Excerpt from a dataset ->
========================

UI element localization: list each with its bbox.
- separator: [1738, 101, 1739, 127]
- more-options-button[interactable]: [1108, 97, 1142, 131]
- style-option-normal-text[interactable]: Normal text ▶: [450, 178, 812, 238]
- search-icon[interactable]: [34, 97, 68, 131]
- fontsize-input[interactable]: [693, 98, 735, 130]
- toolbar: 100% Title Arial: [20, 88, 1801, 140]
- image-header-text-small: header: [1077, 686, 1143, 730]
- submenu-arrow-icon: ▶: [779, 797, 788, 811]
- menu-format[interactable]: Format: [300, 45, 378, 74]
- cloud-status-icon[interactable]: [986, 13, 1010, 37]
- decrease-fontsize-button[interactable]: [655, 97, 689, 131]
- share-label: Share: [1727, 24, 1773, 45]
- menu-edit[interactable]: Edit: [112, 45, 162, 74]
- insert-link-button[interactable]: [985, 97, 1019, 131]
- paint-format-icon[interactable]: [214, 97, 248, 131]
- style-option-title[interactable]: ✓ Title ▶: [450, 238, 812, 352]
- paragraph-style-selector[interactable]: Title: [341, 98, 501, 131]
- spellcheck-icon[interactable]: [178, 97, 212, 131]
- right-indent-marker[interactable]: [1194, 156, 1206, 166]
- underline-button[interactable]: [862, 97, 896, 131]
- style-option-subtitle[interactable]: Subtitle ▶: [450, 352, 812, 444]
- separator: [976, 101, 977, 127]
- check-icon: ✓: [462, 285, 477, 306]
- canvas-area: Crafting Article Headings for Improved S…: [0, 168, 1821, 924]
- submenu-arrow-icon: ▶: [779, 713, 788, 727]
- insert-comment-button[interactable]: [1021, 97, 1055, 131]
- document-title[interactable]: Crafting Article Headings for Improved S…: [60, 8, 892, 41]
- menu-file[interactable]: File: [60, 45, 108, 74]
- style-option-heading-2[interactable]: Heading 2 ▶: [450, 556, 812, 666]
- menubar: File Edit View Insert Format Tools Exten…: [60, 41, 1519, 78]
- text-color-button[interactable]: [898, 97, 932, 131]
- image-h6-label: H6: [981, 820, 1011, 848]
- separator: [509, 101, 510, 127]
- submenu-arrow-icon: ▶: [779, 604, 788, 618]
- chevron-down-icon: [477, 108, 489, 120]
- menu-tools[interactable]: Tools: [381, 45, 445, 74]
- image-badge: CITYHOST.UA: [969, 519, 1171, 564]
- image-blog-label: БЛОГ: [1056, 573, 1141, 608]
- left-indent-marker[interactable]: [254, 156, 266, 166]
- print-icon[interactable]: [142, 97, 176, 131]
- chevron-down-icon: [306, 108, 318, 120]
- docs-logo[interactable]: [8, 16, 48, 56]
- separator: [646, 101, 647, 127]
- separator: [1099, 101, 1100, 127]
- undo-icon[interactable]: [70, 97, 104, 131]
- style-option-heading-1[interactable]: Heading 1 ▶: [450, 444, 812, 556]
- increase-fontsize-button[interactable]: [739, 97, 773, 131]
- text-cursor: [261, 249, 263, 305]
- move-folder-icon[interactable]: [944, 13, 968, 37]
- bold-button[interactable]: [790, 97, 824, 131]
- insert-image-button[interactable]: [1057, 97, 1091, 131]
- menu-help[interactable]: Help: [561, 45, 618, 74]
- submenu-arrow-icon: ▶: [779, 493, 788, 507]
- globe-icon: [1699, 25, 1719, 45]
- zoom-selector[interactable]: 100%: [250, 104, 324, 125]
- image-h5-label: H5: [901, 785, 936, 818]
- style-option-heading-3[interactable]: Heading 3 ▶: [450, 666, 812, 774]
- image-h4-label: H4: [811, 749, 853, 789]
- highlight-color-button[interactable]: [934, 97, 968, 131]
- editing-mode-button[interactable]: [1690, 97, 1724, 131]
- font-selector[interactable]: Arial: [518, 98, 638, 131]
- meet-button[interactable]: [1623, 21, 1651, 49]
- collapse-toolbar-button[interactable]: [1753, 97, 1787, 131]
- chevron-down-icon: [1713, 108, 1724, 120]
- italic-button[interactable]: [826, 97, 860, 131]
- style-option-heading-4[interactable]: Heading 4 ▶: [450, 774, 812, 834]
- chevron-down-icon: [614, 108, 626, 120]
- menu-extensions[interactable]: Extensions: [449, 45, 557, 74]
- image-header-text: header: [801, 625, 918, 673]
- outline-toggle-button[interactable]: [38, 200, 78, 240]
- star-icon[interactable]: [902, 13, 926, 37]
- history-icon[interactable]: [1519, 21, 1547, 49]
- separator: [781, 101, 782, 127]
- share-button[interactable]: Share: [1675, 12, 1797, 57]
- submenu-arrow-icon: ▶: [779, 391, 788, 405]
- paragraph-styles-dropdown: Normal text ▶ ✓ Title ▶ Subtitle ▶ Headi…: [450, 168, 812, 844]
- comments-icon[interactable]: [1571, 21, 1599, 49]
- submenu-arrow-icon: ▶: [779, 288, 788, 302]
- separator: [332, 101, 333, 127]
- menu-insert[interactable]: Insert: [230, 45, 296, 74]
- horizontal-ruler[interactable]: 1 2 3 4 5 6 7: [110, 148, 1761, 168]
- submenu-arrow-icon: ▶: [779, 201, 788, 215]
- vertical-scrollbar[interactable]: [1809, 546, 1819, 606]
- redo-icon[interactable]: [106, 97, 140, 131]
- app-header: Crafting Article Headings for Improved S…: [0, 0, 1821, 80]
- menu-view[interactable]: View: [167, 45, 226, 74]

========================

WRITTEN TASK -> In the stretch from the start of the data through the line containing "- toolbar: 100%", replace "separator" with "divider" and give those lines back with everything else unchanged.

THE ANSWER ->
UI element localization: list each with its bbox.
- divider: [1738, 101, 1739, 127]
- more-options-button[interactable]: [1108, 97, 1142, 131]
- style-option-normal-text[interactable]: Normal text ▶: [450, 178, 812, 238]
- search-icon[interactable]: [34, 97, 68, 131]
- fontsize-input[interactable]: [693, 98, 735, 130]
- toolbar: 100% Title Arial: [20, 88, 1801, 140]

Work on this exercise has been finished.